WHAT YOU HAVE TO DO >> Lines before the one containing "Extract the structured" are excluded. Repeat that line and every line after it, exactly.

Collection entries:

- - -

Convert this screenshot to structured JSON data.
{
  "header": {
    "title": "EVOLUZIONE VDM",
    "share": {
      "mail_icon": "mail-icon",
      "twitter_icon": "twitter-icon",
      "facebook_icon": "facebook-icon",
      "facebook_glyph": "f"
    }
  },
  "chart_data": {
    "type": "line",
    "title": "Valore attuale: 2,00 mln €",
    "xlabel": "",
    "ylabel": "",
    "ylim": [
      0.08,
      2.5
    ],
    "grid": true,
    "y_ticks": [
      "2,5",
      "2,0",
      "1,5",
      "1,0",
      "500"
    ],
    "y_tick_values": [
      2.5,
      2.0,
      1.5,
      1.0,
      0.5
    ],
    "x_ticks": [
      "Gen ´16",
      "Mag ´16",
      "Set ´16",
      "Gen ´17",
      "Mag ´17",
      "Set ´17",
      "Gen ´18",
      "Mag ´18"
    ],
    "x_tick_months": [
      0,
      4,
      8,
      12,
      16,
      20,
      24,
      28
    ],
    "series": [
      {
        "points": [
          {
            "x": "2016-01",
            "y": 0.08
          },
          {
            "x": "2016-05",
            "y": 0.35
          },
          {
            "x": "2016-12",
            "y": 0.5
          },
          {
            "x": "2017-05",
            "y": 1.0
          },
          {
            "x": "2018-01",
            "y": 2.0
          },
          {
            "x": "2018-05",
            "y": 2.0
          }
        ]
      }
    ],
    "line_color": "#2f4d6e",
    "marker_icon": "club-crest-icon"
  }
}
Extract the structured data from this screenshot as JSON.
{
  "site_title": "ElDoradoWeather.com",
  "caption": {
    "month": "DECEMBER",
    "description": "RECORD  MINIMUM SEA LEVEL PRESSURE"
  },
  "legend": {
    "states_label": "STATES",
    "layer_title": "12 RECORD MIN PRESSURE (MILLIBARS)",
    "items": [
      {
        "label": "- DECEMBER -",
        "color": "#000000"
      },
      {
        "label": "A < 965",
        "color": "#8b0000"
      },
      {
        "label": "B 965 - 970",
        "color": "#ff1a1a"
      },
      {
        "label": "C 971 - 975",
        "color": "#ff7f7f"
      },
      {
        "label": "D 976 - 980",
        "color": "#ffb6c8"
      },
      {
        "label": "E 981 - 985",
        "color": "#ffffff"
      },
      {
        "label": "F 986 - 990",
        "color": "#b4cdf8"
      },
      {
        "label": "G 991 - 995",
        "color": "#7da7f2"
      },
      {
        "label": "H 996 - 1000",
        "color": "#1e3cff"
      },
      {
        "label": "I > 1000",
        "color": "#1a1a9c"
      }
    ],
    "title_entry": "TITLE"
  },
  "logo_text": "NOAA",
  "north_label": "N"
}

- - -

WRITTEN SOLUTION >>
Extract the structured data from this screenshot as JSON.
{
  "site_title": "ElDoradoWeather.com",
  "caption": {
    "month": "DECEMBER",
    "description": "RECORD  MINIMUM SEA LEVEL PRESSURE"
  },
  "legend": {
    "states_label": "STATES",
    "layer_title": "12 RECORD MIN PRESSURE (MILLIBARS)",
    "items": [
      {
        "label": "- DECEMBER -",
        "color": "#000000"
      },
      {
        "label": "A < 965",
        "color": "#8b0000"
      },
      {
        "label": "B 965 - 970",
        "color": "#ff1a1a"
      },
      {
        "label": "C 971 - 975",
        "color": "#ff7f7f"
      },
      {
        "label": "D 976 - 980",
        "color": "#ffb6c8"
      },
      {
        "label": "E 981 - 985",
        "color": "#ffffff"
      },
      {
        "label": "F 986 - 990",
        "color": "#b4cdf8"
      },
      {
        "label": "G 991 - 995",
        "color": "#7da7f2"
      },
      {
        "label": "H 996 - 1000",
        "color": "#1e3cff"
      },
      {
        "label": "I > 1000",
        "color": "#1a1a9c"
      }
    ],
    "title_entry": "TITLE"
  },
  "logo_text": "NOAA",
  "north_label": "N"
}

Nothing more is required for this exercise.